EXERCISE GOAL: Search the listing below for the string "values" and show each line that contains it.

PROVIDED DATA:
------------------------------------------------------------------------

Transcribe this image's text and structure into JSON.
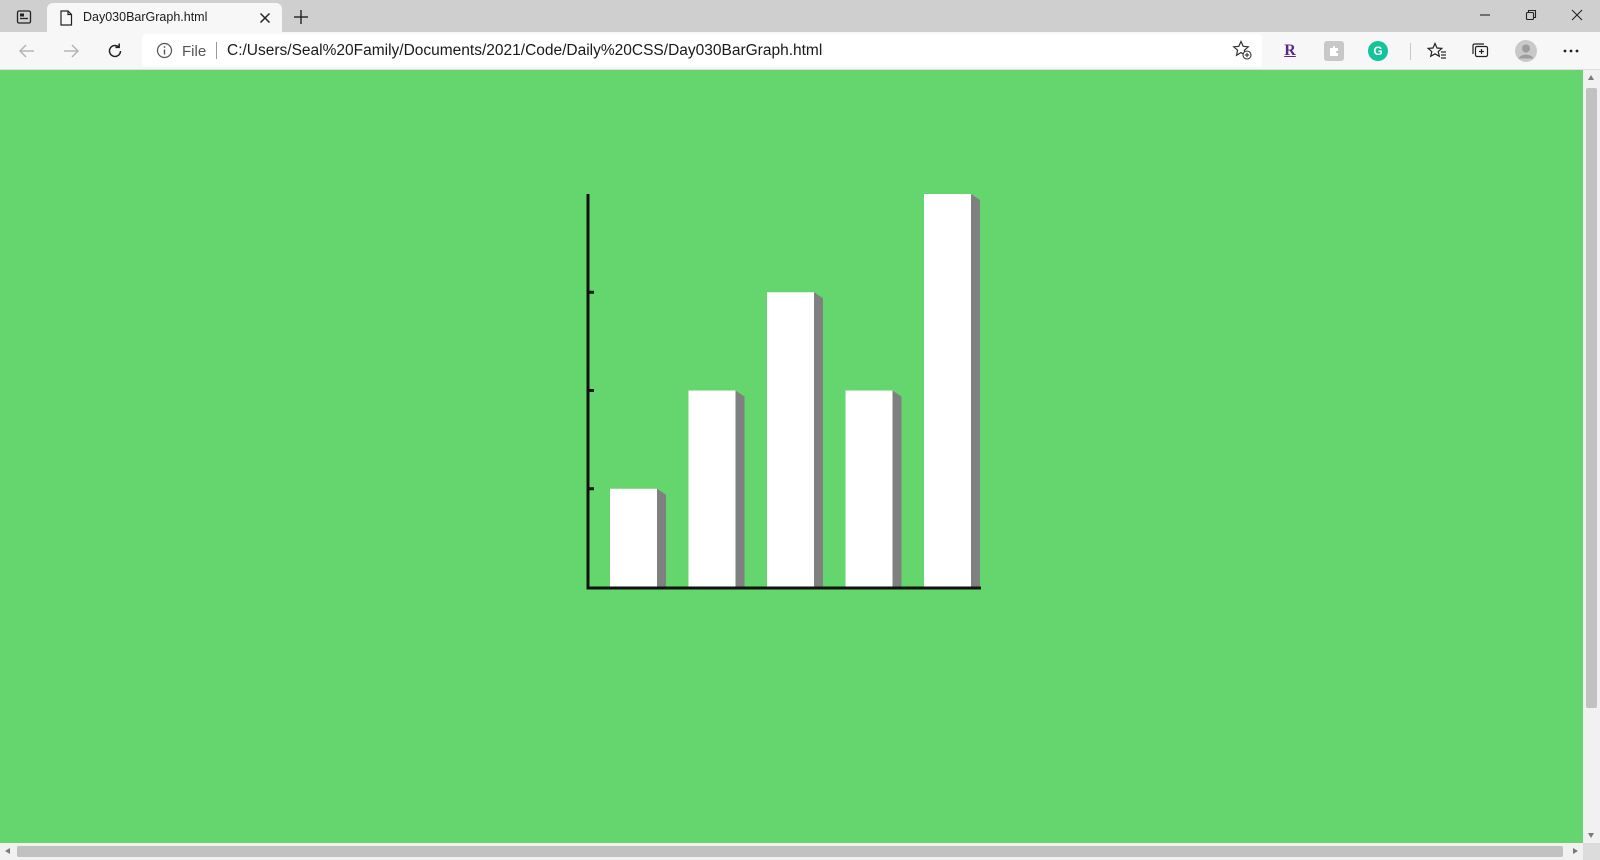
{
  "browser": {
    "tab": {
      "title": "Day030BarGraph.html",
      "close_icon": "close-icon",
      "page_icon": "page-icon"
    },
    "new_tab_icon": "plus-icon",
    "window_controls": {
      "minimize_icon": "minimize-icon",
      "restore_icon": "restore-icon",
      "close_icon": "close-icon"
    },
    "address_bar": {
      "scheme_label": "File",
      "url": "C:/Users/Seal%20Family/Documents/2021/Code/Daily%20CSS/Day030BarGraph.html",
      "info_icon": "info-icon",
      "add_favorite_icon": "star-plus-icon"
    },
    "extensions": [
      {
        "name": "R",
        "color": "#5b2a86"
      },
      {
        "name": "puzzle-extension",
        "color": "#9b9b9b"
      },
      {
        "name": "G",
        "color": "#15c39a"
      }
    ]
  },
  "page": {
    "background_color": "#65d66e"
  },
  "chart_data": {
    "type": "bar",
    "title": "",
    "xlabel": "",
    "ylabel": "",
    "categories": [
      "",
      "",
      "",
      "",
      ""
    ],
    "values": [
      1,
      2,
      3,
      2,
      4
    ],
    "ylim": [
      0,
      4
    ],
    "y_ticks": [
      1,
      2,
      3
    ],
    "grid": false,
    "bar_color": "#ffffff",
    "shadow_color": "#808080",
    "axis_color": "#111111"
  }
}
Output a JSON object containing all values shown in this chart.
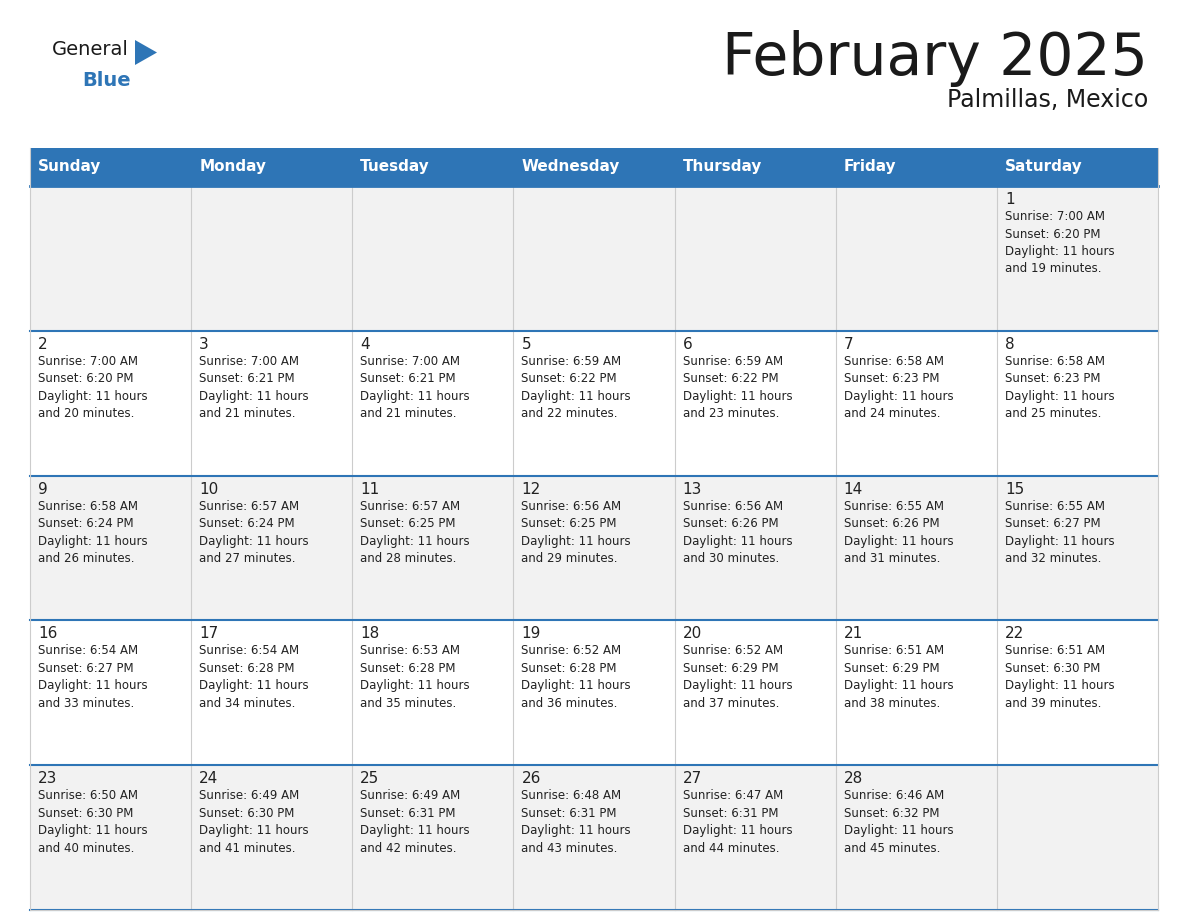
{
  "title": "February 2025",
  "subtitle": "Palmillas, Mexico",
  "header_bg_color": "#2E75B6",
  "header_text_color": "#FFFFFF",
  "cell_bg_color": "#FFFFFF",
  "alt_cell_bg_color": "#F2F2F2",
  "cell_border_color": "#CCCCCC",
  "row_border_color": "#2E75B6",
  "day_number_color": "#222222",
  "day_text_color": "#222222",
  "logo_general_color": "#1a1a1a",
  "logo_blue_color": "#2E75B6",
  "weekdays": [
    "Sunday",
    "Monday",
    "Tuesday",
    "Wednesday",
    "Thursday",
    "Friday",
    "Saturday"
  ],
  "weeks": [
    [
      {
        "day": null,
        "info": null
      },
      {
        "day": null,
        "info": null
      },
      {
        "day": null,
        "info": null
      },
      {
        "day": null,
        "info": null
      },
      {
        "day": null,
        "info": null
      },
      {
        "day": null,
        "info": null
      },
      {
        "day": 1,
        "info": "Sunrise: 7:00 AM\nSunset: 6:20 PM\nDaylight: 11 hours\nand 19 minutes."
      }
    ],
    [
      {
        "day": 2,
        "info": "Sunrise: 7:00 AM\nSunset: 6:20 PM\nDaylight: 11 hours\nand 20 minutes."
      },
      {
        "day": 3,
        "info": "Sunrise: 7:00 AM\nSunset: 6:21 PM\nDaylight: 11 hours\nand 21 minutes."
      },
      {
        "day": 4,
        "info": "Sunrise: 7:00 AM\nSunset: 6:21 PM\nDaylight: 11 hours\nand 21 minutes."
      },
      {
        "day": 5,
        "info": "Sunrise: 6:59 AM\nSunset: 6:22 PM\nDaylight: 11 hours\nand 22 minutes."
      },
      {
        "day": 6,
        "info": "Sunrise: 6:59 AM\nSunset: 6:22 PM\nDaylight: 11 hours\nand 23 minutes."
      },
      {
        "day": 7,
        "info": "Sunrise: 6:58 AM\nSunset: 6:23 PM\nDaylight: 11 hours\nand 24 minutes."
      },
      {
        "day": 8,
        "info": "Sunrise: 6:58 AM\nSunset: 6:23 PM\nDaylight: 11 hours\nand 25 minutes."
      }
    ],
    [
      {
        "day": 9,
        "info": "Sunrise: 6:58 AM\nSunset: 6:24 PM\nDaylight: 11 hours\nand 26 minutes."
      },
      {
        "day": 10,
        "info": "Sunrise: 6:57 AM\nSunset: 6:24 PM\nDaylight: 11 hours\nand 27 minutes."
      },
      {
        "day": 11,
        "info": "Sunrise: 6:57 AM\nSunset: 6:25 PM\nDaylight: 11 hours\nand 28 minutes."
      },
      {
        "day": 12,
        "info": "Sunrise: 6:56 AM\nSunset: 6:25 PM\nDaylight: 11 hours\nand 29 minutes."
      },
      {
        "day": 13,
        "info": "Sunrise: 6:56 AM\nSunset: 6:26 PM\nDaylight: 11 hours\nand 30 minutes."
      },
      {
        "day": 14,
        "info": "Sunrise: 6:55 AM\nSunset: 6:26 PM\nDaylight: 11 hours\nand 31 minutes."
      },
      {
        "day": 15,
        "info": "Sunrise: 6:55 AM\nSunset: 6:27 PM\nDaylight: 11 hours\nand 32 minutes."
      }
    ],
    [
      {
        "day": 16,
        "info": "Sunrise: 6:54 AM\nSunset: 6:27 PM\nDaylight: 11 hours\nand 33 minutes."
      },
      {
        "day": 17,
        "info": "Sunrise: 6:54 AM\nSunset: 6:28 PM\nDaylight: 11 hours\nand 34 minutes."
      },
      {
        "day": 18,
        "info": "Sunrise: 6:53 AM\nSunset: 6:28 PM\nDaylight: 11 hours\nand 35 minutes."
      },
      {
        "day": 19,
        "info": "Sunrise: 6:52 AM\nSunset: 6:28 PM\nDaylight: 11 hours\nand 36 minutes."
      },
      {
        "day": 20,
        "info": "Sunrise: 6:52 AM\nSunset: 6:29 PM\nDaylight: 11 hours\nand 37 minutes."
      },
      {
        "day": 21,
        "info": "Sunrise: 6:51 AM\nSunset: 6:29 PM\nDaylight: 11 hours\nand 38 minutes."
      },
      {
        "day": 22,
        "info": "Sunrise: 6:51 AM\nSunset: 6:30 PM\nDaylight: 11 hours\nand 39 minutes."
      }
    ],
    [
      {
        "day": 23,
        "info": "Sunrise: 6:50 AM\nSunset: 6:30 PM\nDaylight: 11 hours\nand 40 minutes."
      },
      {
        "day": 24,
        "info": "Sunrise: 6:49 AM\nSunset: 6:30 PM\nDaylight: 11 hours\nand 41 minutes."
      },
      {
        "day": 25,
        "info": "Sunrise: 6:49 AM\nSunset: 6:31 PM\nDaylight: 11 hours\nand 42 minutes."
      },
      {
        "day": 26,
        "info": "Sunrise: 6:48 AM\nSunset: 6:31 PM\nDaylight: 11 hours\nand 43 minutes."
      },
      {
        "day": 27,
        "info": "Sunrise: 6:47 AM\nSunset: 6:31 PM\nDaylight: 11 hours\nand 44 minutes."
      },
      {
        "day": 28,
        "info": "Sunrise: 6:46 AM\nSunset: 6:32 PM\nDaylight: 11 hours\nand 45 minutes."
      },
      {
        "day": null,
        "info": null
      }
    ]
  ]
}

------------------------------------------------------------------------

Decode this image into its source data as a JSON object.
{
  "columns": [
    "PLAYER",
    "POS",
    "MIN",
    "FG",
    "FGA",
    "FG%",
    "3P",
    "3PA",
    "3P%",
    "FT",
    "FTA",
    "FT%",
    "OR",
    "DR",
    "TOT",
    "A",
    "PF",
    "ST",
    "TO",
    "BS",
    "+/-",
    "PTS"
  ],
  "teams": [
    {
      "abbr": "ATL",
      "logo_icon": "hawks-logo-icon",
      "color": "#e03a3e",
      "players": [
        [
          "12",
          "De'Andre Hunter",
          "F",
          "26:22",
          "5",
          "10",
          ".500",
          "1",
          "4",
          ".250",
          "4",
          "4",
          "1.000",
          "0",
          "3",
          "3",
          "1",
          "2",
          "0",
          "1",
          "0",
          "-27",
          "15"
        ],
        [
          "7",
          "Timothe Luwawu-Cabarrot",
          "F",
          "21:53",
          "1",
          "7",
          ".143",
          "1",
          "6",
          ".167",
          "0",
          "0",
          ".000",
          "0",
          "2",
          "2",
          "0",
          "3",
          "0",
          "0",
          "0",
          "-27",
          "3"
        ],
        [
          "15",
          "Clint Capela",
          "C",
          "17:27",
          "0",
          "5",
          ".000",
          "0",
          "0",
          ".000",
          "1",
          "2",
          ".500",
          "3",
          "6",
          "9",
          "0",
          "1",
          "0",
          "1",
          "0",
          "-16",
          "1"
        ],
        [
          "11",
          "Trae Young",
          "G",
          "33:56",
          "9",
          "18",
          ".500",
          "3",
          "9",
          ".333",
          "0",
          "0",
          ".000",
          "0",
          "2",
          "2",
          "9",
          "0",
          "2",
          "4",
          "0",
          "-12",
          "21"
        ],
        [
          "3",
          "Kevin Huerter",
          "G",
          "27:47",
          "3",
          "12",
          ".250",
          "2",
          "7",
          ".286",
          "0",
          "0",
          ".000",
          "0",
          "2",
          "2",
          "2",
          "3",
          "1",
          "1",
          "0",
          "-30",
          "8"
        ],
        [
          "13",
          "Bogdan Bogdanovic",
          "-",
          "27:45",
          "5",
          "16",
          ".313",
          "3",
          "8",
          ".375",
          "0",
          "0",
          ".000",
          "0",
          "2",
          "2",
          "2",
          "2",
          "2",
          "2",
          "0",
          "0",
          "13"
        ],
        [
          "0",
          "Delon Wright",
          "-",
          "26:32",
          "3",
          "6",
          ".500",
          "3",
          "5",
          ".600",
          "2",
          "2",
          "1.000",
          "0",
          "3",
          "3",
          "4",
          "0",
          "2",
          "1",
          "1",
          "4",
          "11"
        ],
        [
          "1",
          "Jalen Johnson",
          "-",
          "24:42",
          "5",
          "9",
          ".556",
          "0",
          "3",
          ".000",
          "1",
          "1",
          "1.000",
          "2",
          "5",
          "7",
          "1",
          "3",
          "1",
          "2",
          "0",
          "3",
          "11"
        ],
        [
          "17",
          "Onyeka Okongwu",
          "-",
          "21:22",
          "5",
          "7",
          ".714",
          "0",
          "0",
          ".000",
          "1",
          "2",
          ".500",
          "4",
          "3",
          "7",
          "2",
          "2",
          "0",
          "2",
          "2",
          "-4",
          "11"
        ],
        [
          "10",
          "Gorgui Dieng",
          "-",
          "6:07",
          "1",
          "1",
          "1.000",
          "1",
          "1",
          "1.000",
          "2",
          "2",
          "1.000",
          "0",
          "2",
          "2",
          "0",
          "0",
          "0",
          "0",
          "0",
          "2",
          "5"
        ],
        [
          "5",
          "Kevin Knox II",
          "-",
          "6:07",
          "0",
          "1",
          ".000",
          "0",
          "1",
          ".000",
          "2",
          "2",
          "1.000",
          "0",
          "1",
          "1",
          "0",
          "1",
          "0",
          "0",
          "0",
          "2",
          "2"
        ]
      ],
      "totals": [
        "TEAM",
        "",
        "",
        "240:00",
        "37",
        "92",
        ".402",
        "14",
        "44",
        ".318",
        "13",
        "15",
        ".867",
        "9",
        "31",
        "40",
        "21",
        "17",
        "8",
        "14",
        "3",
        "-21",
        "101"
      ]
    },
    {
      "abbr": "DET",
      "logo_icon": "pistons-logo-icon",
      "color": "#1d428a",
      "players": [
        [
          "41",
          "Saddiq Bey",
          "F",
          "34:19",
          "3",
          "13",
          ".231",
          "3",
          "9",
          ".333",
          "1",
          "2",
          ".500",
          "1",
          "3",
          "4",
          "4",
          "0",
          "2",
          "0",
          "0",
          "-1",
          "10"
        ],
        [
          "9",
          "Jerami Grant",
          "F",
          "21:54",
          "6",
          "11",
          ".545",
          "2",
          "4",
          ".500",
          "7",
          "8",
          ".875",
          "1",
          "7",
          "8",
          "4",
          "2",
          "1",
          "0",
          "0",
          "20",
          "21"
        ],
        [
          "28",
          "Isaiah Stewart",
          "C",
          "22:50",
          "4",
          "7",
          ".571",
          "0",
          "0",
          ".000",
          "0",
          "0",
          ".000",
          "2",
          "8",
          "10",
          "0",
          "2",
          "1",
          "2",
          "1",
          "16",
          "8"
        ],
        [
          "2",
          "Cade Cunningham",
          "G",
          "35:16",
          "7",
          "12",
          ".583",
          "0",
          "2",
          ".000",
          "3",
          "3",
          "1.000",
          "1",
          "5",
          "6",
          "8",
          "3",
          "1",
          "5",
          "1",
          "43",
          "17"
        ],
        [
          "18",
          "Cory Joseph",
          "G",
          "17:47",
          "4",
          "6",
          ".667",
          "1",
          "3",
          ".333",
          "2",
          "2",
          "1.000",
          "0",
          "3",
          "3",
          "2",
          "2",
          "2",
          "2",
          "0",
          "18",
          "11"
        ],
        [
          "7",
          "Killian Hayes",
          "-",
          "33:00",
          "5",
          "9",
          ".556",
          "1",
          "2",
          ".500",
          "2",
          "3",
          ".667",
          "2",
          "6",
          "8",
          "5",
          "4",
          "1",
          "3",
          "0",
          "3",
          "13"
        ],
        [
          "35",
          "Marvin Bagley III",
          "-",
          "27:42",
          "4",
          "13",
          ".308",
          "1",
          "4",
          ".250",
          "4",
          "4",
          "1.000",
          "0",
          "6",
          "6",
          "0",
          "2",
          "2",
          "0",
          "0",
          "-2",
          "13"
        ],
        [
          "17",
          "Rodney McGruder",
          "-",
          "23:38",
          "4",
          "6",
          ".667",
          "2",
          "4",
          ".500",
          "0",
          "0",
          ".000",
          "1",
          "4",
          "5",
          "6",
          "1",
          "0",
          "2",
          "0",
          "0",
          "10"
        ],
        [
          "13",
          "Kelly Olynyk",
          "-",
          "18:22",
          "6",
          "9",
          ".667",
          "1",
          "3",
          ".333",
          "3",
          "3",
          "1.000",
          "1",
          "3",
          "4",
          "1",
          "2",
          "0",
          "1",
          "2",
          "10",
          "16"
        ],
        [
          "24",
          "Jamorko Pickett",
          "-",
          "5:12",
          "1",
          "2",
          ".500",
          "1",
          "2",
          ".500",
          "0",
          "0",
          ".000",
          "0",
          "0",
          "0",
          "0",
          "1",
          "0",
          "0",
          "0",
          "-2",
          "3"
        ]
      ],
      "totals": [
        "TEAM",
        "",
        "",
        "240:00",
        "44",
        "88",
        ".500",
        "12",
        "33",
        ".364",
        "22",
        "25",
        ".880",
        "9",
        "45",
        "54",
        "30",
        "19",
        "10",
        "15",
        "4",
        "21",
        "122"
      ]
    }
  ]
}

------------------------------------------------------------------------

FINAL RESULT:
    "values": [
Output a JSON object containing all values shown in this chart.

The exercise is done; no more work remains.